Showing posts with label future. Show all posts
Showing posts with label future. Show all posts

Wednesday, August 17, 2011

Journey without an end date...

In the last few days I have most undoubtedly begun procrastinating the very final touches that would allow me to zip up my bags and call them packed. It's not that I am any less excited to go, because I am excited... but... there's something final in those last actions that reminds that this time I do not know when I'll return. In five days I get on an airplane and fly to Thailand. This time my itinerary doesn't have "round trip" checked in the little box, and there's not a return ticket saved somewhere in cyberspace. For once I am not planning with an end date looming.

I've lived a rather nomadic life for the last eight years, and each experience has always come with a specified amount of time and commitment. I've welcomed those end dates, knowing that I could plan based on them. Paging - 9 mos. Germany - 11 mos. College - 4 years. Egypt - 4 mos. Thailand (the first time) - 4 mos. Teach for America - 2 years. During this time, I've lived with 35 different people, and each housing/rooming experience likewise had a start and end date, sometimes a fact I mourned and other times a fact I hung onto.

One distinctive part of my life has, therefore, necessarily become planning for the "thing after this thing." On the one hand, I have a real strength for long-term planning and casting vision. On the other hand, my futuristic dreams have also pulled me away at times from the present moment. Sometimes I wanted that and admittedly used the future as an escape, and sometimes that's just how life worked, because I had some application or resume to work on.

But now: Thailand (the second time) - indefinite.

So here's to the present and living life, for a little while, without leaning on my knowledge of what comes next. :)

Monday, May 17, 2010

Only two more days of students and one more teacher day... Strange. It's all wrapping up, and it turns out that I survived my first year of teaching. Actually, I think I should stop using that word even if there is a degree of reality to it, because though surviving is all I did at times, most of the year I did a lot more than survive. I connected with sixteen students, whose futures will forever matter to me, no matter what. Somewhere across the year, these kids grew, and they grew a lot. I could give you numbers and data about how much they grew (TFA thankfully requires careful tracking), but, instead, I'll just tell you that these kids are true superstars and deserve all of our respect for their willingness to shoot for unlikely goals because a strange woman tells them to and then to achieve them. I'm so proud of them. About half of them will no longer be my students next year, and I have no words for how I will miss them. These same students took me, a recent college graduate with clear dreams for her own future, and hijacked all of those plans. I don't know what the future holds, because I realize more and more that my dreams for myself are now intertwined with my dreams for my students. It's a strange thing teaching does, and I now understand why 2/3 of all TFAers continue working in or on education issues. I cannot ever let down my students, whom I love... we shall see where that leads...

Dataset section:
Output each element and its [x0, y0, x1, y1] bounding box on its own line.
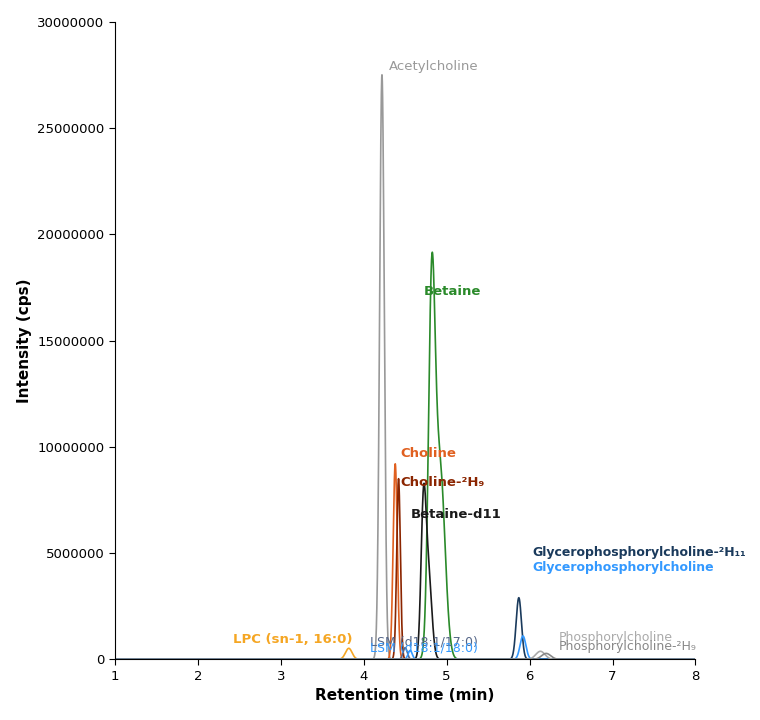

Short exercise A:
Answer these questions about the blog posts on the future, one answer per line:
(i) How long did the stay in Germany last?
(ii) With how many different people has the writer lived over the last eight years?
(iii) With how many students did the writer connect during the first year of teaching?
Short exercise B:
Write a continuation of the blog posts on the future, starting right after their final sentence.

Task result A:
(i) 11 months
(ii) 35
(iii) Sixteen

Task result B:
On another note, this summer I will be traveling overseas, and for the first time in my life, going overseas does not mean going somewhere new. Instead, I will be returning to two familiar places: first to my German friends and family in Bremen, and second to visit my sister in Jerusalem. Keep checking here for all my updates! Thank you for all your e-mails, comments, and phone calls of concern and support this year. :)

Saturday, April 17, 2010

It has occurred to me somewhat sooner than I planned on that a year from now I'll probably have a plan as to what occurs after my two year teaching commitment. For the average non-TFAer, the significance of this sentence could easily be missed. The thing is, you run boldly into your first year of teaching, thinking the entire time of everything you'll do better once you've experienced a year of teaching, and then suddenly it's already your last year. It's the strange dynamic of only making a two-year commitment; you only have a first year and a last year. Many, many do stay on for a third year, but it is not a part of the commitment... and so begins the decision-making process, very much like the senior year of college but long before you've even oriented yourself to life as a teacher... in fact, I'm doubting that two years is at all long enough to orient oneself ever to life as a teacher.

That being said, watching the current second year teachers scramble to finalize their decisions, I'm realizing I really must begin to move forward in thinking about life post-TFA. So here are my current options that I'm seriously considering, and I would appreciate hearing any of your gut reactions.

First, I could continue down the path I left Messiah on, and that would be to pursue a PhD in Political Science, with the hope of one day becoming a professor. I truly love the academic life, and I love what I studied. The problem with this idea, however, is that I began to desire this life out of phase of wariness, mostly wariness of the transitional aspect of the life choices I've made (a year here, a year there, 1/2 year there, etc.) and fear of the addictive whirlwind of government and government-related life, and academia seemed a way out of the whirlwind. Yet, though I continue to look forward to growing roots, teaching has really made me question whether I would ever truly feel that I was making enough of a tangible difference as a professor (and, besides, I think most people would also point out that I have also enjoyed the whirlwind and had invaluable experiences in the process). I have always been very hands-on and have always chosen the path that takes me right into the center of the things I care about. An apt example would be how I chose studying in the Middle East easily over studying about the Middle East at Oxford University. The latter would have been far more academic, but I had the need to throw myself into the midst of the issues, rather than merely study them.

Secondly, I've off and on toyed with the idea of studying theology. It simply remains one of those topics that rattles around in my head a lot. If you'd asked me even as recently as a week ago, I might have really thought this is what I really wanted, but today this dream does not appeal to me... again, because I need to know that what I am doing matters to other people. Theology matters a great deal to me, and I will spend a lot of time thinking about it for sure, but I cannot help but think that the study of theology would be a largely selfish pursuit for me (I do not believe this is the case for most of my friends who are studying theology, by the way). I would just be satisfying my own personal muse, rather than following a true vocation. Yet, I imagine this possibility will resurface in my thoughts as a viable option.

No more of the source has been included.